WRITTEN PROBLEM:
Copy the items from the line with "sidebar-item-label: Visuals: [8, 305, 112, 320]" to the line with "active-tab-indicator: [95, 404, 98, 447]", switching each "check-icon" to "tick-icon" and leaving everything else unchanged. Return only those lines.

SUPPLIED INFORMATION:
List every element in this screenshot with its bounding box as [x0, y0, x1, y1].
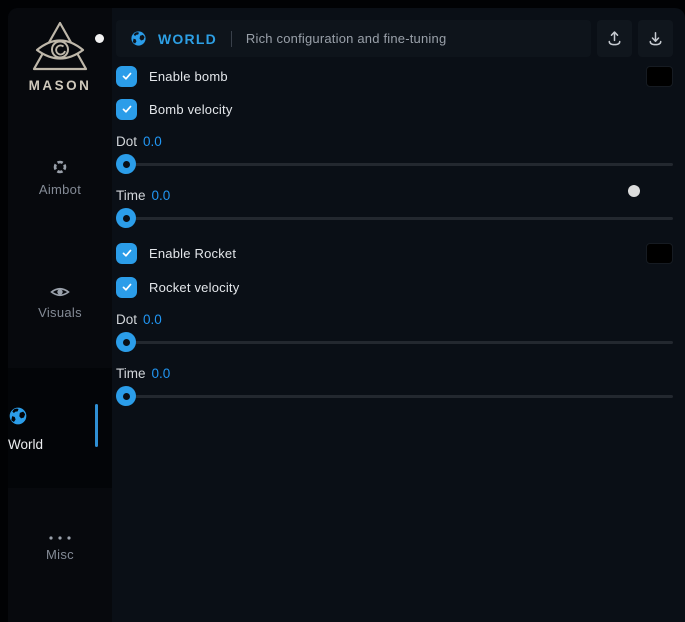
sidebar-item-label: Visuals: [8, 305, 112, 320]
check-icon: [120, 102, 134, 116]
white-dot-indicator: [628, 185, 640, 197]
app-window: MASON Aimbot Visuals World: [8, 8, 685, 622]
slider-value: 0.0: [152, 366, 171, 381]
color-swatch[interactable]: [646, 243, 673, 264]
slider-label: Time: [116, 366, 146, 381]
check-icon: [120, 246, 134, 260]
checkbox-row-bomb-velocity[interactable]: Bomb velocity: [116, 98, 673, 120]
slider-label: Dot: [116, 312, 137, 327]
active-tab-indicator: [95, 404, 98, 447]
slider-group-time: Time 0.0: [116, 188, 673, 229]
checkbox-label: Bomb velocity: [149, 102, 233, 117]
slider[interactable]: [116, 208, 673, 229]
ellipsis-icon: [47, 535, 73, 541]
globe-icon: [130, 30, 147, 47]
slider-handle[interactable]: [116, 332, 136, 352]
slider-label: Dot: [116, 134, 137, 149]
eye-icon: [50, 285, 70, 299]
check-icon: [120, 69, 134, 83]
slider-handle[interactable]: [116, 208, 136, 228]
sidebar-item-visuals[interactable]: Visuals: [8, 285, 112, 320]
slider-track[interactable]: [116, 217, 673, 220]
header-row: WORLD Rich configuration and fine-tuning: [116, 20, 673, 57]
slider-label: Time: [116, 188, 146, 203]
brand-logo: MASON: [8, 20, 112, 93]
page-title: WORLD: [158, 31, 217, 47]
slider-group-dot: Dot 0.0: [116, 312, 673, 353]
slider-head: Time 0.0: [116, 366, 673, 383]
crosshair-icon: [51, 158, 69, 176]
globe-icon: [8, 406, 28, 426]
sidebar-item-world[interactable]: World: [8, 368, 112, 488]
slider-head: Dot 0.0: [116, 134, 673, 151]
sidebar: MASON Aimbot Visuals World: [8, 8, 112, 622]
checkbox-label: Enable bomb: [149, 69, 228, 84]
slider[interactable]: [116, 332, 673, 353]
download-button[interactable]: [638, 20, 673, 57]
slider[interactable]: [116, 154, 673, 175]
upload-icon: [605, 29, 624, 48]
sidebar-item-misc[interactable]: Misc: [8, 535, 112, 562]
upload-button[interactable]: [597, 20, 632, 57]
sidebar-item-label: Aimbot: [8, 182, 112, 197]
main-panel: WORLD Rich configuration and fine-tuning: [112, 8, 685, 622]
slider[interactable]: [116, 386, 673, 407]
page-header: WORLD Rich configuration and fine-tuning: [116, 20, 591, 57]
checkbox-row-rocket-velocity[interactable]: Rocket velocity: [116, 276, 673, 298]
slider-value: 0.0: [143, 312, 162, 327]
slider-value: 0.0: [143, 134, 162, 149]
checkbox-row-enable-rocket[interactable]: Enable Rocket: [116, 242, 673, 264]
page-subtitle: Rich configuration and fine-tuning: [246, 31, 446, 46]
slider-group-dot: Dot 0.0: [116, 134, 673, 175]
slider-track[interactable]: [116, 395, 673, 398]
checkbox-checked[interactable]: [116, 277, 137, 298]
slider-handle[interactable]: [116, 386, 136, 406]
eye-triangle-icon: [30, 20, 90, 74]
white-dot-indicator: [95, 34, 104, 43]
slider-track[interactable]: [116, 341, 673, 344]
slider-head: Time 0.0: [116, 188, 673, 205]
download-icon: [646, 29, 665, 48]
check-icon: [120, 280, 134, 294]
divider: [231, 31, 232, 47]
checkbox-checked[interactable]: [116, 99, 137, 120]
checkbox-row-enable-bomb[interactable]: Enable bomb: [116, 65, 673, 87]
slider-group-time: Time 0.0: [116, 366, 673, 407]
slider-handle[interactable]: [116, 154, 136, 174]
brand-name: MASON: [8, 78, 112, 93]
checkbox-label: Rocket velocity: [149, 280, 239, 295]
slider-track[interactable]: [116, 163, 673, 166]
checkbox-checked[interactable]: [116, 66, 137, 87]
sidebar-item-label: Misc: [8, 547, 112, 562]
checkbox-checked[interactable]: [116, 243, 137, 264]
slider-head: Dot 0.0: [116, 312, 673, 329]
sidebar-item-aimbot[interactable]: Aimbot: [8, 158, 112, 197]
slider-value: 0.0: [152, 188, 171, 203]
checkbox-label: Enable Rocket: [149, 246, 236, 261]
color-swatch[interactable]: [646, 66, 673, 87]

FINAL RESULT:
sidebar-item-label: Visuals: [8, 305, 112, 320]
tick-icon: [120, 102, 134, 116]
white-dot-indicator: [628, 185, 640, 197]
app-window: MASON Aimbot Visuals World: [8, 8, 685, 622]
slider-value: 0.0: [152, 366, 171, 381]
color-swatch[interactable]: [646, 243, 673, 264]
slider-label: Time: [116, 366, 146, 381]
tick-icon: [120, 246, 134, 260]
checkbox-row-bomb-velocity[interactable]: Bomb velocity: [116, 98, 673, 120]
slider-label: Dot: [116, 312, 137, 327]
active-tab-indicator: [95, 404, 98, 447]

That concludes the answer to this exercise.